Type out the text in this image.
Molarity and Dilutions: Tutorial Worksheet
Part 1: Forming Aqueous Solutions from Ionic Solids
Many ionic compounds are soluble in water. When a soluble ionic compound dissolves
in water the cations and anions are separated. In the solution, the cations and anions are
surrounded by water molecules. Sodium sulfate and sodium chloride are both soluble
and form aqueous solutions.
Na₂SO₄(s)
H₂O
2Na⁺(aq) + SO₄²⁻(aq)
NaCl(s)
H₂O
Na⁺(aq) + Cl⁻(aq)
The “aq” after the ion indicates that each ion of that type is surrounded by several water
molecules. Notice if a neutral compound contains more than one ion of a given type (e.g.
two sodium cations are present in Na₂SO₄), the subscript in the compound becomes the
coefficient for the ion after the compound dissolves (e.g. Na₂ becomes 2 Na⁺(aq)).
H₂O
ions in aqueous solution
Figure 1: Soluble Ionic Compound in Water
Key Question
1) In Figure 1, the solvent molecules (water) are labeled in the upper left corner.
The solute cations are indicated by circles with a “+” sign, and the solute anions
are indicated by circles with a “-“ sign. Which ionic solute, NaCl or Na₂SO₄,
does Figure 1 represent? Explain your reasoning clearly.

·····

*DO THIS*
Give back the whole listing exactly as it reads.

*TASK ANSWER*
Type out the text in this image.
Molarity and Dilutions: Tutorial Worksheet
Part 1: Forming Aqueous Solutions from Ionic Solids
Many ionic compounds are soluble in water. When a soluble ionic compound dissolves
in water the cations and anions are separated. In the solution, the cations and anions are
surrounded by water molecules. Sodium sulfate and sodium chloride are both soluble
and form aqueous solutions.
Na₂SO₄(s)
H₂O
2Na⁺(aq) + SO₄²⁻(aq)
NaCl(s)
H₂O
Na⁺(aq) + Cl⁻(aq)
The “aq” after the ion indicates that each ion of that type is surrounded by several water
molecules. Notice if a neutral compound contains more than one ion of a given type (e.g.
two sodium cations are present in Na₂SO₄), the subscript in the compound becomes the
coefficient for the ion after the compound dissolves (e.g. Na₂ becomes 2 Na⁺(aq)).
H₂O
ions in aqueous solution
Figure 1: Soluble Ionic Compound in Water
Key Question
1) In Figure 1, the solvent molecules (water) are labeled in the upper left corner.
The solute cations are indicated by circles with a “+” sign, and the solute anions
are indicated by circles with a “-“ sign. Which ionic solute, NaCl or Na₂SO₄,
does Figure 1 represent? Explain your reasoning clearly.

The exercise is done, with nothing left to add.